Text excerpt:

========

Respiratory viruses can disrupt the airway epithelium and precipitate bacterial adherence. Influenza A infection has been shown to cause epithelial shedding to basement membrane with submucosal oedema and neutrophil infiltrate [61], while both influenza and adenovirus have a cytopathic effect on cultured nasal epithelium leading to destruction of the cell monolayer [62]. This epithelial damage results in an increase in the permeability of the mucosal layer [63, 64] and possibly facilitating bacterial adherence. Bacteria can also utilise viral glycoproteins and other virus-induced receptors on host cell membrane as bacterial receptors in order to adhere to virus-infected cells [65, 66].

Kim et al. [67] found that invariant natural killer T cells induce a type of macrophage activation driving the secretion of interleukin-13 leading to the production of globlet cell metaplasia and airway hyperactivity following infection with Sendai virus. The term ‘invariant’ stems from the fact that all invariant natural killer T cells in humans and mice use a unique T cell receptor that is essential for interaction with CD1d. CD1d molecules present lipid antigens to T lymphocytes rather than peptide antigens as in the case of major histocompatibility complex (MHC) class I and II molecules. Historically, MHC class II dependent CD4 and T lymphocytes, through their response to stimulation by environmental allergens, are keys to the pathogenesis of human asthma. The findings by the authors lead to the notion of the use of anti-interleukin-13 therapy as a potential therapy in patients.

========

Recorded information:

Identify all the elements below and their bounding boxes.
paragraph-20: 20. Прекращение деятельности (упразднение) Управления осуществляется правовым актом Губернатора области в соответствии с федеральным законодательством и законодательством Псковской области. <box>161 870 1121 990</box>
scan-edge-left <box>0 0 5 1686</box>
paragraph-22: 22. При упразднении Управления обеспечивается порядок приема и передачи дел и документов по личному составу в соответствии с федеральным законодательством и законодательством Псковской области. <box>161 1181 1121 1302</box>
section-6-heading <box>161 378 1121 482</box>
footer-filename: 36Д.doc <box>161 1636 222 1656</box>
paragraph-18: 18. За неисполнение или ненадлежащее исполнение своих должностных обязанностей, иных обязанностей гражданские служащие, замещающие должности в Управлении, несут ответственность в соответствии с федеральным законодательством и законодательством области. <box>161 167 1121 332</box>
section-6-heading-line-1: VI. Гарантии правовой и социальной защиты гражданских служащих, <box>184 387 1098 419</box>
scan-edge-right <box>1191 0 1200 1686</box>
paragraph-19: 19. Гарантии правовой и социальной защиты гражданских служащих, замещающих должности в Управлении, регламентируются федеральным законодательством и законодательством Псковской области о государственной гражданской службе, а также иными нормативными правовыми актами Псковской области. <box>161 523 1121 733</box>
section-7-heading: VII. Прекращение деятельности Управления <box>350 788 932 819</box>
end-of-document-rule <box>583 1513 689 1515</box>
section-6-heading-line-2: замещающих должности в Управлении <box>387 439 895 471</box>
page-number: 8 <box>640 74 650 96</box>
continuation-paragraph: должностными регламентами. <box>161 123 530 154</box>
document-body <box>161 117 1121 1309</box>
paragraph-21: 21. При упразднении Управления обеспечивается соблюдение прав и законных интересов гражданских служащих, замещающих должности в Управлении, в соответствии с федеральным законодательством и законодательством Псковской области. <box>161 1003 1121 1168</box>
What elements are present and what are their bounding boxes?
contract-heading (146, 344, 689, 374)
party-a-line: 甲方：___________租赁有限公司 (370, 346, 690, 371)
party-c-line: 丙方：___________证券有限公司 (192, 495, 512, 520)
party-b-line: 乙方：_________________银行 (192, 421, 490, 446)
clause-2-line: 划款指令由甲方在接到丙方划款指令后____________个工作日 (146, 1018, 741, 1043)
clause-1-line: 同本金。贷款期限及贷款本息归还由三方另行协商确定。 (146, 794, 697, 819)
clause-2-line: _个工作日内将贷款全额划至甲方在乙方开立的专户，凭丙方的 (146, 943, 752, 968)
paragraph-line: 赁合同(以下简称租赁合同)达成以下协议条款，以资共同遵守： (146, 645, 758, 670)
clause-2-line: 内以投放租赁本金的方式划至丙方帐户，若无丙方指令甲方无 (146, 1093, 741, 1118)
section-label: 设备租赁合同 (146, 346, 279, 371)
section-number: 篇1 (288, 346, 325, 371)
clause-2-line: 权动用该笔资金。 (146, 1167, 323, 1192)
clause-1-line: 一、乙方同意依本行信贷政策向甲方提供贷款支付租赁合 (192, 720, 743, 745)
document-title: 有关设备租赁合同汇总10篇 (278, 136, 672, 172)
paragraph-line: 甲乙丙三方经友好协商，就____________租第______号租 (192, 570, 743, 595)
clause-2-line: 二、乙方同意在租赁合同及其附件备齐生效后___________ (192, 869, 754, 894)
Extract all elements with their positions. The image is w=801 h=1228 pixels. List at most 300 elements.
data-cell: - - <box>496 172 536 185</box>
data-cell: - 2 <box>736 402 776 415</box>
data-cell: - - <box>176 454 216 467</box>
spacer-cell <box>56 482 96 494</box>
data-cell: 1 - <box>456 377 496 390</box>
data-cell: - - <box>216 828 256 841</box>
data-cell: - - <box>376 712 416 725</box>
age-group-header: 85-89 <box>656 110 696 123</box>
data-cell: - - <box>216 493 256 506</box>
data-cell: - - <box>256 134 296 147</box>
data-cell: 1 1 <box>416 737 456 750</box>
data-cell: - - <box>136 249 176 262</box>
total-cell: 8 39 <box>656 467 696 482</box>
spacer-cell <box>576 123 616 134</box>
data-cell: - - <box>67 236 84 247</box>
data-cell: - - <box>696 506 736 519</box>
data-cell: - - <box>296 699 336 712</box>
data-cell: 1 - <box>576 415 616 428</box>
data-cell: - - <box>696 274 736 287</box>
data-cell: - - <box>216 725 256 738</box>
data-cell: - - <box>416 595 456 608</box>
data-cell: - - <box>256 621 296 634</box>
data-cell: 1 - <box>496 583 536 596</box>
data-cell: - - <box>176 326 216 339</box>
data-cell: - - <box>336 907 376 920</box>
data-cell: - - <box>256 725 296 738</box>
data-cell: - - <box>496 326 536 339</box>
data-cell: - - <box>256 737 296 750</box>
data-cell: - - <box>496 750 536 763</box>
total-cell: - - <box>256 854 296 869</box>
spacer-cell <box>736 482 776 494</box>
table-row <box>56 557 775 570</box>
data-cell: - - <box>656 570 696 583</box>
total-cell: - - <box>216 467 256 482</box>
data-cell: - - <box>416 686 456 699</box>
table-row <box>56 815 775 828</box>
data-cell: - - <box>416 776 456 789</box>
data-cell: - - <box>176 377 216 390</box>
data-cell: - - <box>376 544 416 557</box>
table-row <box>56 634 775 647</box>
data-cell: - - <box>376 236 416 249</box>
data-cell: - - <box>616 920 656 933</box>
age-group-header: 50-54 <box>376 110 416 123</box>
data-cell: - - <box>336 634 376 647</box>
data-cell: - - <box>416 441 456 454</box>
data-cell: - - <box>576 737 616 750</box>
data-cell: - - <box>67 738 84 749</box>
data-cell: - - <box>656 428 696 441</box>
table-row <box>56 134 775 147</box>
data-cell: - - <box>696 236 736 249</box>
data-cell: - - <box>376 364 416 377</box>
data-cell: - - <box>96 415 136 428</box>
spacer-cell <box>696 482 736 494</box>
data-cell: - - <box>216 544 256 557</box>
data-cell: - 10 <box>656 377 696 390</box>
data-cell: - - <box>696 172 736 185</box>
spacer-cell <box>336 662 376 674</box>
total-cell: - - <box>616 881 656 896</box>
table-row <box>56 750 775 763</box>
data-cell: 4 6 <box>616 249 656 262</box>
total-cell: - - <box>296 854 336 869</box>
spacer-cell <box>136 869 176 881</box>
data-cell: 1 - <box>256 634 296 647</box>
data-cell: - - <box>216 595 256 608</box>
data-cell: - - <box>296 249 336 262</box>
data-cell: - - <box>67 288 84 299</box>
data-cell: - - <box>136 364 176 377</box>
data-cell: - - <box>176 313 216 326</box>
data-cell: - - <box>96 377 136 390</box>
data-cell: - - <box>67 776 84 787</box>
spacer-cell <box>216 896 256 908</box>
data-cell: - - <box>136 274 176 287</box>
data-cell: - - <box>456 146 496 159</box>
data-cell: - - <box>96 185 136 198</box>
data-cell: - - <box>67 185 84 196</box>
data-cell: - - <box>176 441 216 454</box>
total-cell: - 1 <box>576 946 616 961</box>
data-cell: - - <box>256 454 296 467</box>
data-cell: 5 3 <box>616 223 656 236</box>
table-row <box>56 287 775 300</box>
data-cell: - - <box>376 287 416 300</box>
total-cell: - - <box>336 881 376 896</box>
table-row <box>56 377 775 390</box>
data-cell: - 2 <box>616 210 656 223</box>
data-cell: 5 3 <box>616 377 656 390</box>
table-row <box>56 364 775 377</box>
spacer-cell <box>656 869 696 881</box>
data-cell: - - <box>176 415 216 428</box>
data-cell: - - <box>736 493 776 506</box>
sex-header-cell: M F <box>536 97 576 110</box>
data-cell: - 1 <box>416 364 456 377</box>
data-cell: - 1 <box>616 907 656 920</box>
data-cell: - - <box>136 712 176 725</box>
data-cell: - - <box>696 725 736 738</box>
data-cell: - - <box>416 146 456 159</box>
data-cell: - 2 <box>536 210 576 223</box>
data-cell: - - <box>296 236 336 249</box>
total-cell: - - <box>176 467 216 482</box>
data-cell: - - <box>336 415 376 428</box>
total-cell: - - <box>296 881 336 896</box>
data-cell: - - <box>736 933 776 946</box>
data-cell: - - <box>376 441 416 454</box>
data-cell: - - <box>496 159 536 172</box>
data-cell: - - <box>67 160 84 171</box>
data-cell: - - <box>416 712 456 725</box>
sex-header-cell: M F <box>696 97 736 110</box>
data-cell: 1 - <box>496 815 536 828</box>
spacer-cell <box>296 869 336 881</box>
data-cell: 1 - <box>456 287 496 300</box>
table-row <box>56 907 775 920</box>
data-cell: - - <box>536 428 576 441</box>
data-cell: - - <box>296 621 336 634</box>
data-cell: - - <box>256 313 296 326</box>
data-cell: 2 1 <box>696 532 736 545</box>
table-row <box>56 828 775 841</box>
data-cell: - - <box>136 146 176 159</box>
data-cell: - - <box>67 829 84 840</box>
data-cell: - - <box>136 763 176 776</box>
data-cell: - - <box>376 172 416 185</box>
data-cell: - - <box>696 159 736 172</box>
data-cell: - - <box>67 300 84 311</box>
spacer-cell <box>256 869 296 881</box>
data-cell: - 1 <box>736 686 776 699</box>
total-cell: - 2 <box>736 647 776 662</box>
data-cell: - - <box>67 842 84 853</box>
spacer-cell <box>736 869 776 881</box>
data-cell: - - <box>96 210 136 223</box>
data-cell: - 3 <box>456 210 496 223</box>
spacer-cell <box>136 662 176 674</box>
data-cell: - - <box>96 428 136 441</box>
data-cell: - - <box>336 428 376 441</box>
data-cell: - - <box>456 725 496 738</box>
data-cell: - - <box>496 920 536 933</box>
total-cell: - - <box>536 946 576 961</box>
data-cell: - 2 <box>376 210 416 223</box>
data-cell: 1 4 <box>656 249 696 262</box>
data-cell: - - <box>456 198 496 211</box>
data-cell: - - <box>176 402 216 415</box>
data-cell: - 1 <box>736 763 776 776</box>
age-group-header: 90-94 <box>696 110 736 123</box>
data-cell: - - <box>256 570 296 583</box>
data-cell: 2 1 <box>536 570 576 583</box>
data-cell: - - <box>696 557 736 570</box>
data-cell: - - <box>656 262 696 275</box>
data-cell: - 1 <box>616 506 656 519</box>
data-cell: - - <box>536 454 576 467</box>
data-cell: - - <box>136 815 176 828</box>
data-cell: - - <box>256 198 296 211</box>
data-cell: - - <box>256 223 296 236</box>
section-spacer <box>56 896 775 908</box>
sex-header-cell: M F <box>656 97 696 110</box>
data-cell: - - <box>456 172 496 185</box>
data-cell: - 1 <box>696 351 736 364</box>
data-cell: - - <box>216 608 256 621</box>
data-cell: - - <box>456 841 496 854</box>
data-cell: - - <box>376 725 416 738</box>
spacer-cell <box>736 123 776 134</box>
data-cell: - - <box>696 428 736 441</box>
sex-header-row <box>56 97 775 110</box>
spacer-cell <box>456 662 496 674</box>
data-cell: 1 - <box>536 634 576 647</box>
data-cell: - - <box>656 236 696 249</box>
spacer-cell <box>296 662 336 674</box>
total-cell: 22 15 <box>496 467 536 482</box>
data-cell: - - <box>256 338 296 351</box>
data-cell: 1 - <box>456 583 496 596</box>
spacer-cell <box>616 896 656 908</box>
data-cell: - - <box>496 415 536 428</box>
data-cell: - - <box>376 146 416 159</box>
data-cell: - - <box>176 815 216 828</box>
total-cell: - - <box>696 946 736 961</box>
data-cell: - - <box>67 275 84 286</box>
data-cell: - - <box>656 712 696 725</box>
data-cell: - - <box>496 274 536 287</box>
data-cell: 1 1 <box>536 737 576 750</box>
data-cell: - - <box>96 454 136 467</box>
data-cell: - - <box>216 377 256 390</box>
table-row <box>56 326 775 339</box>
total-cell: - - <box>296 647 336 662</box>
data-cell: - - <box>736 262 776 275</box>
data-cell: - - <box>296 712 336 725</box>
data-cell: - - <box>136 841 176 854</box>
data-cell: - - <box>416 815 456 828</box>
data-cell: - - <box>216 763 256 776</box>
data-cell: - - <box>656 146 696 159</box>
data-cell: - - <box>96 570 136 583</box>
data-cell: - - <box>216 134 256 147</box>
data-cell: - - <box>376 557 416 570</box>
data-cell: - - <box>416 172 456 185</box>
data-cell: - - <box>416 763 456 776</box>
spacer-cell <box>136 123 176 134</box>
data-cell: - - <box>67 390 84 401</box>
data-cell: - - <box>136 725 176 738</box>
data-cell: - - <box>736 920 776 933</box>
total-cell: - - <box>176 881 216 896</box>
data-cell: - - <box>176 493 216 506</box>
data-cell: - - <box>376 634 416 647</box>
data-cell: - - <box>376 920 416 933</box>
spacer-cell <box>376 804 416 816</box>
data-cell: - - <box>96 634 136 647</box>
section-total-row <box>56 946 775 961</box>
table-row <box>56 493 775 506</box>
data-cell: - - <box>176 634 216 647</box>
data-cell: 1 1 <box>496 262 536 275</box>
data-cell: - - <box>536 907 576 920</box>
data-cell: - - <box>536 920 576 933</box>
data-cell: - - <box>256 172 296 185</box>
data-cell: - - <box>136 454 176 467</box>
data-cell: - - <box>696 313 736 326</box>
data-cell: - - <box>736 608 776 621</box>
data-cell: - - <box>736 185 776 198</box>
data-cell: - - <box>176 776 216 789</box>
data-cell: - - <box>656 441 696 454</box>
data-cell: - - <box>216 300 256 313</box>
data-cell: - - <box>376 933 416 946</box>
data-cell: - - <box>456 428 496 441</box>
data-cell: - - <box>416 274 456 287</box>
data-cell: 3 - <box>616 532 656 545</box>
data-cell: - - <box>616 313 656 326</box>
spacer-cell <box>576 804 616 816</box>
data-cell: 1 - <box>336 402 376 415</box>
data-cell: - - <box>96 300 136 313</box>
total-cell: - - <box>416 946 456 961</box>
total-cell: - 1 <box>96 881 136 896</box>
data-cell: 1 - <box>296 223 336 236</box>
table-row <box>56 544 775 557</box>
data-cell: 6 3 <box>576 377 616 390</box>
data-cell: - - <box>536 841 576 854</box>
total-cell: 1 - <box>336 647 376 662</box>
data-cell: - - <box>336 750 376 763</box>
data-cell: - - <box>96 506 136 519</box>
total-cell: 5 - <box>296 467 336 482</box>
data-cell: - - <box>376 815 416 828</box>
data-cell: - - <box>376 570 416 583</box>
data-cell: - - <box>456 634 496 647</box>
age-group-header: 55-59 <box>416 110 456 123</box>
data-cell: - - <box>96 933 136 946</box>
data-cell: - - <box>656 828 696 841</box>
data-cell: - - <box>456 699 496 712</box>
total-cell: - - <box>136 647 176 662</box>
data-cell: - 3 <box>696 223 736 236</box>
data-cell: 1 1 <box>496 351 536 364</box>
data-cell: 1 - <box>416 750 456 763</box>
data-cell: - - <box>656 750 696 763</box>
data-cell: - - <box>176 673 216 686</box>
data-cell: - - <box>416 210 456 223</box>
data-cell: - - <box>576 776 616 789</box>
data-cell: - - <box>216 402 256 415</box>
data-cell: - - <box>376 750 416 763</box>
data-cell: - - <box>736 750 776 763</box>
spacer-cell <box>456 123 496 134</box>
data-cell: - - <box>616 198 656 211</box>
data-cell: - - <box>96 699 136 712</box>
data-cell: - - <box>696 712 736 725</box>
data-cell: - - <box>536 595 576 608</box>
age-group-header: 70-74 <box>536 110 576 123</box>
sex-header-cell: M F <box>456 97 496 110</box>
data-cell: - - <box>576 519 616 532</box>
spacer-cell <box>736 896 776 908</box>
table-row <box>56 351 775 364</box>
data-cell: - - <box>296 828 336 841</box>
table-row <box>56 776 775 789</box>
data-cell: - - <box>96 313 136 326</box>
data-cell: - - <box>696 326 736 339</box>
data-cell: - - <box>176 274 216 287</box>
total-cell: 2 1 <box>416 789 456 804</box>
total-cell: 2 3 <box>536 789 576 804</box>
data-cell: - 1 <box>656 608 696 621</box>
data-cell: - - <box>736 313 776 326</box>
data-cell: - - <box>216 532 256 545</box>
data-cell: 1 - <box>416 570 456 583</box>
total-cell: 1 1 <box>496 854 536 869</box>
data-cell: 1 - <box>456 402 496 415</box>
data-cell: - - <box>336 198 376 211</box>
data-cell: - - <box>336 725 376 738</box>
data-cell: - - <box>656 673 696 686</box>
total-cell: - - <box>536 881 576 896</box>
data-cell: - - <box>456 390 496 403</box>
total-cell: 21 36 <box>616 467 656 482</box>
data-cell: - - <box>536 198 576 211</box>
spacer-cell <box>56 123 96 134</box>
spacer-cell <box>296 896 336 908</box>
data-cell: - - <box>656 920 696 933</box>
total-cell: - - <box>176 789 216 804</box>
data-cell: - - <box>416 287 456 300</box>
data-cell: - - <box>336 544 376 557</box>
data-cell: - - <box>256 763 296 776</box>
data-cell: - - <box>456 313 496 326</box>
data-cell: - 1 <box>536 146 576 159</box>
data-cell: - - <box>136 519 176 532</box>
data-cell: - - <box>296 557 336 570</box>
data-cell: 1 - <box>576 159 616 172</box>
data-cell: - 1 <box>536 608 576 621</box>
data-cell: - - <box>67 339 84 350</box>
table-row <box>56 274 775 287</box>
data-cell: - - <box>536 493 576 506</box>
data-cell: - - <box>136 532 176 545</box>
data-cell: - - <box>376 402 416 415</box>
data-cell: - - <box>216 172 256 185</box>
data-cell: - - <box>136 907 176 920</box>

========

Exercise A: Copy from the respiratory virus passage the part starting with "Respiratory viruses can" and going on through "cells [65, 66].".
Exercise B: According to the respiratory virus passage, what kind of antigens do CD1d molecules present to T lymphocytes?
Exercise C: Pick up the respiratory virus passage after its last sentence and keep writing.
Nothing in the lines matters here.

Exercise output A:
Respiratory viruses can disrupt the airway epithelium and precipitate bacterial adherence. Influenza A infection has been shown to cause epithelial shedding to basement membrane with submucosal oedema and neutrophil infiltrate [61], while both influenza and adenovirus have a cytopathic effect on cultured nasal epithelium leading to destruction of the cell monolayer [62]. This epithelial damage results in an increase in the permeability of the mucosal layer [63, 64] and possibly facilitating bacterial adherence. Bacteria can also utilise viral glycoproteins and other virus-induced receptors on host cell membrane as bacterial receptors in order to adhere to virus-infected cells [65, 66].

Exercise output B: Lipid antigens.

Exercise output C:
Viral infections might predispose to secondary bacterial infections by impairing mucociliary function and triggering host inflammatory receptors [68, 69]. This phenomenon has been demonstrated both in vivo and in vitro [70, 71]. Avadhanula et al. [72] showed that different respiratory viruses use different mechanisms to enhance the adherence of bacteria to respiratory epithelial cells. In particular, RSV and PIV type 3 up-regulate intercellular adhesion molecule-1 (ICAM-1), carcinoembryonic adhesion molecule 1 (CEACAM1) and platelet activating factor receptor (PAFr) but not mucin on the surfaces of A549, BEAS-2B and NHBE but not SAE cell lines. Much of the increased bacterial adhesion following RSV infection could be blocked by antibodies directed against these receptors. A549 and BEAS-2B are transformed cell lines derived from type II alveolar and normal bronchial cells, respectively. NHBE and SAE cells are primary epithelial cells obtained from bronchi and distal bronchial tree and are likely to include a heterogeneous population of cells.

Mechanisms independent of the expression of conventional receptors for bacteria, such as binding to viral proteins, could be responsible for enhanced adhesion [73]. Immunofluorescence microscopy demonstrates that bacteria binding to RSV-infected A549 cells adhere not only to these cells expressing viral antigens but also to uninfected epithelial cells. These data suggest that the ability to augment bacterial adhesion may result from a factor served by infected cells that exert a paracrine effect on adjacent epithelium. Cytokines or other inflammatory molecules are potential good candidates for such a mediator.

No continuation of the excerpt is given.